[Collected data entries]
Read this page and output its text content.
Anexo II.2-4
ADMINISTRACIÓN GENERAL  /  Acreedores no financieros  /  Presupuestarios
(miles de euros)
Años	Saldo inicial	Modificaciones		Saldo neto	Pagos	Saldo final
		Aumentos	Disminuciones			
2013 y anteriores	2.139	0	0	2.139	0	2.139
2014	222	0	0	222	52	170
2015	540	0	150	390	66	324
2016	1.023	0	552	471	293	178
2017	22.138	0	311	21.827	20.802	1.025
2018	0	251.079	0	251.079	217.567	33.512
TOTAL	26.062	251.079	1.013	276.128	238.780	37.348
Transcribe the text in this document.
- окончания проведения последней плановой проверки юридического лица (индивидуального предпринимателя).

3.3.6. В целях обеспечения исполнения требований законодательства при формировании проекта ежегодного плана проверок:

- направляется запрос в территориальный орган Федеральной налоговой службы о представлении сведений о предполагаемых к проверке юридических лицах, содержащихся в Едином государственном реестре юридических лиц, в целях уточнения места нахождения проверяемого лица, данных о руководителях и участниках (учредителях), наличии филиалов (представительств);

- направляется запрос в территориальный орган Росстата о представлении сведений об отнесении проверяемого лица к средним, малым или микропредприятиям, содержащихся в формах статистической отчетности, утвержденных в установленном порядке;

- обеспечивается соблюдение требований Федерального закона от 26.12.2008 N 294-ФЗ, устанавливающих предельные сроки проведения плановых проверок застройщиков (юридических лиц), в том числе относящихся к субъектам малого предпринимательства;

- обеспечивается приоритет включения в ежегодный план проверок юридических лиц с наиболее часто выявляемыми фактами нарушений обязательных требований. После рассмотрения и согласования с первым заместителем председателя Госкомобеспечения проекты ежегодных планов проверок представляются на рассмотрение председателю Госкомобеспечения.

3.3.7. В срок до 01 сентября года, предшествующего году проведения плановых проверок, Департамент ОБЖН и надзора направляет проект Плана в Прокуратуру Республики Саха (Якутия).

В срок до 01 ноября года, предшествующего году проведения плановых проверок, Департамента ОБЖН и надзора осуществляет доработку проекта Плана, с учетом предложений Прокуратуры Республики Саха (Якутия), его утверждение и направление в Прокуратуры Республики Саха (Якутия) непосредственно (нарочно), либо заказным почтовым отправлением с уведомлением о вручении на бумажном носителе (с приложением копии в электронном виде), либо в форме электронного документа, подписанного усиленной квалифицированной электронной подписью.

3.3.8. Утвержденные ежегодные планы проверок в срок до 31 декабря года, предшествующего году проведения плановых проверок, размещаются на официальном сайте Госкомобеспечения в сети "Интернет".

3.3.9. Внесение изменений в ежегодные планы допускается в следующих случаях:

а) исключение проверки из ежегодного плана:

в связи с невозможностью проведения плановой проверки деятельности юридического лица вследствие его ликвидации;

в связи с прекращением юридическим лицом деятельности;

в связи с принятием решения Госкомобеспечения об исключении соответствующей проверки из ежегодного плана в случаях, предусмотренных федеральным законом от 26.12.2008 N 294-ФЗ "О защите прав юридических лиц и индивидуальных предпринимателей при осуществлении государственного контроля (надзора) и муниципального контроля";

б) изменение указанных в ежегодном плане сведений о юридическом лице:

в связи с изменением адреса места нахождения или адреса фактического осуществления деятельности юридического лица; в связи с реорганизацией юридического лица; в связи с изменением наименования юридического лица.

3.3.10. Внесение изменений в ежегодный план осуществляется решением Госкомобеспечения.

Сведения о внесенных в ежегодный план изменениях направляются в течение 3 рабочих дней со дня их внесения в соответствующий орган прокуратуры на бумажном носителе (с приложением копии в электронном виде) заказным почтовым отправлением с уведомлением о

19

• **Given request**
Work out the count of lines containing the word "обеспечивается", then write only that count.

• **Final answer**
2